(Items from a figure collection)
★ ★ ★
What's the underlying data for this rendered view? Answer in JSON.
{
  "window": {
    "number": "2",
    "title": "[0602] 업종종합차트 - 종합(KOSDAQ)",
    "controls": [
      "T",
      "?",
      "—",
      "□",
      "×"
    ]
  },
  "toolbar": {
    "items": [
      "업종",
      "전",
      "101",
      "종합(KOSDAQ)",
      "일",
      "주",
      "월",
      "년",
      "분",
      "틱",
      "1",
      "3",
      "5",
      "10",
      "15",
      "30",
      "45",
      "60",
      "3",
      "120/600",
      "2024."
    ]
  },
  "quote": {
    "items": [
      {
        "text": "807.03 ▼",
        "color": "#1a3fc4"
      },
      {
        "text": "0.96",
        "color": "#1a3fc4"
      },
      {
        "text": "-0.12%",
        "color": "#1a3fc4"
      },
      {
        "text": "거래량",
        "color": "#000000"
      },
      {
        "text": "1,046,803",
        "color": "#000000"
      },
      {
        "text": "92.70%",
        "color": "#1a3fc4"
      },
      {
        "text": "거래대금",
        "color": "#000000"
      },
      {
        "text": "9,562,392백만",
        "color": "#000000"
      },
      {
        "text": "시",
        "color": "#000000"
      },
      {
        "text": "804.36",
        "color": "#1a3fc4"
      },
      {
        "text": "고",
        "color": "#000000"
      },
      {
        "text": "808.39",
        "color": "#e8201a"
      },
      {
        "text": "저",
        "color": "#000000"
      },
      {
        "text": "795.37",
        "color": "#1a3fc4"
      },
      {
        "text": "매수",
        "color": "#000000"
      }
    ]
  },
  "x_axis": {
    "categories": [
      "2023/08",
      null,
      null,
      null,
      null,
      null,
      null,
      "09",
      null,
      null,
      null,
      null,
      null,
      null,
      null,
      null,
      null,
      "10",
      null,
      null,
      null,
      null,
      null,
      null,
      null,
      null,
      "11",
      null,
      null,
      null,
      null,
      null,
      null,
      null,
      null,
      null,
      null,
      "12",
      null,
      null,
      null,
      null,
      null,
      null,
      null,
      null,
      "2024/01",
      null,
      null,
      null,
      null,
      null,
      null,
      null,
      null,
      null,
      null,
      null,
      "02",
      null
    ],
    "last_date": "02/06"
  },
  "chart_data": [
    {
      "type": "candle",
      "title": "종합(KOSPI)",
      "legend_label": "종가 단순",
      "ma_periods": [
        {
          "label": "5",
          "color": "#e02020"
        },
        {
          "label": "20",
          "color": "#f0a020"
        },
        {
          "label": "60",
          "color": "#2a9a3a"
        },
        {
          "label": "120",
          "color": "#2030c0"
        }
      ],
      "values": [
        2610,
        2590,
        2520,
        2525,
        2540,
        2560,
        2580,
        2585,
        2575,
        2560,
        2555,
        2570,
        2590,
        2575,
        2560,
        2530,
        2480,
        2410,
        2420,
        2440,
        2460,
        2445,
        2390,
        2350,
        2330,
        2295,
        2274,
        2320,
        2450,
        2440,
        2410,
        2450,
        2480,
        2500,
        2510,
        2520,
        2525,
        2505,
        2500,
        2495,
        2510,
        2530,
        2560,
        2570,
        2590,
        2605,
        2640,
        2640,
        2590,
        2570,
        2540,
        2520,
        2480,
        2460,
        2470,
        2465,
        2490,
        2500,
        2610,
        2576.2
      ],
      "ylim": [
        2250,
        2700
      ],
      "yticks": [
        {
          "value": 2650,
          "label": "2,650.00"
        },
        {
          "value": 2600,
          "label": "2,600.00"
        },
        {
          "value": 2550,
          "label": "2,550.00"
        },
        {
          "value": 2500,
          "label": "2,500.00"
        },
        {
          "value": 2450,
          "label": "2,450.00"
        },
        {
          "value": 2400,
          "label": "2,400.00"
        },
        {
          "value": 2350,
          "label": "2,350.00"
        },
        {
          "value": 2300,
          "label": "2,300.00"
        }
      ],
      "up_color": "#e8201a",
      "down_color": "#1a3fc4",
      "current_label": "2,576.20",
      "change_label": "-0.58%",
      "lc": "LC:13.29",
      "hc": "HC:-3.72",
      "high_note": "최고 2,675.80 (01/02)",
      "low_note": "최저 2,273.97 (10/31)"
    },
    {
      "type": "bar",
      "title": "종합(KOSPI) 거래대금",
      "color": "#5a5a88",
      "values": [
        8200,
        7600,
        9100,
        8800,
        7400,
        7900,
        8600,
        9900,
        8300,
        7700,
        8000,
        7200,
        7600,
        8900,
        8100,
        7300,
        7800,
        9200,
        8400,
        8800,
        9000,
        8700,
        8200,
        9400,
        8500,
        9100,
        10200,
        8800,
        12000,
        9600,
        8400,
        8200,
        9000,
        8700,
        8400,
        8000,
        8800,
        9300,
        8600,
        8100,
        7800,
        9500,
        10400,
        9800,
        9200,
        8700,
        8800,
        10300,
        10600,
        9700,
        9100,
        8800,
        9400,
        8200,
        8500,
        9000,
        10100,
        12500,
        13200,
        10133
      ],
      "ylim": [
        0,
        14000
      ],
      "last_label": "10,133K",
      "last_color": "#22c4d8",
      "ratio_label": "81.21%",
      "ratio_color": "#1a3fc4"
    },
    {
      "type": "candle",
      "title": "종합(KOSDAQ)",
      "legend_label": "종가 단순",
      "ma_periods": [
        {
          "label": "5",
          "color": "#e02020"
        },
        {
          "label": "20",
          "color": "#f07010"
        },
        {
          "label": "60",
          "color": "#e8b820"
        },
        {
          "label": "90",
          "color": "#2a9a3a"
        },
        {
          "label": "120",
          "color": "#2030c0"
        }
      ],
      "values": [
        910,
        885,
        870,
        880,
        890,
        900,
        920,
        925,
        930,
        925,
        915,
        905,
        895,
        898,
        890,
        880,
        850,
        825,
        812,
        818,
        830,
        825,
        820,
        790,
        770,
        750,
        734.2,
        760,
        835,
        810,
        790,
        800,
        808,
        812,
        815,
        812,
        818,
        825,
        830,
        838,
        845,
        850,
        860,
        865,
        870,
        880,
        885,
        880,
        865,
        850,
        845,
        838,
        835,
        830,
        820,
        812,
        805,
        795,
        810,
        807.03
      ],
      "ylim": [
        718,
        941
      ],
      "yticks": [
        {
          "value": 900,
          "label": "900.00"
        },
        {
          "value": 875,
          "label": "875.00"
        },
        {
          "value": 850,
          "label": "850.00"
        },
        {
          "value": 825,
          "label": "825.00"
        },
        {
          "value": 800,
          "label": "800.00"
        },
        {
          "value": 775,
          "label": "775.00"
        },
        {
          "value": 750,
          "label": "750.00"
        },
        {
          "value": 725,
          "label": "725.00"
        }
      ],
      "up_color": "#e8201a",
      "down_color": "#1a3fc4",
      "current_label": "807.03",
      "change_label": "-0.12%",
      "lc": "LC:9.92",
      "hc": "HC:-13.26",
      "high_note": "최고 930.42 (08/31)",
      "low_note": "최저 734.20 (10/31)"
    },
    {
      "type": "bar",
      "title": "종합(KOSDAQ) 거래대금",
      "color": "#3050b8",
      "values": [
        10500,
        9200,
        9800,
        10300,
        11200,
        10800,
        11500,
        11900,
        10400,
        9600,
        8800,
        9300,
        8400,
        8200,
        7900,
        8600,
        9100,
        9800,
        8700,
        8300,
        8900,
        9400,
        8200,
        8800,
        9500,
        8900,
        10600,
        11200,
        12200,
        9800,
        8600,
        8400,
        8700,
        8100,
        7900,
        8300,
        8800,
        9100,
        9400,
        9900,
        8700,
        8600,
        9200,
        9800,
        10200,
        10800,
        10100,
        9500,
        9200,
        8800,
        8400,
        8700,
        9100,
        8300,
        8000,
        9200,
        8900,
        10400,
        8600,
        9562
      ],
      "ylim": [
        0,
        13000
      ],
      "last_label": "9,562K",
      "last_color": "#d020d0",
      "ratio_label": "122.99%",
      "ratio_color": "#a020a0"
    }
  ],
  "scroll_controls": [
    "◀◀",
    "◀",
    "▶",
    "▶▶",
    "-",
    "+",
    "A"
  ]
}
★ ★ ★
§ **TASK INSTRUCTIONS**
Gather every line from the listing above in which "title" appears, and copy those lines.

§ **ANSWER IN FULL**
    "title": "[0602] 업종종합차트 - 종합(KOSDAQ)",
      "title": "종합(KOSPI)",
      "title": "종합(KOSPI) 거래대금",
      "title": "종합(KOSDAQ)",
      "title": "종합(KOSDAQ) 거래대금",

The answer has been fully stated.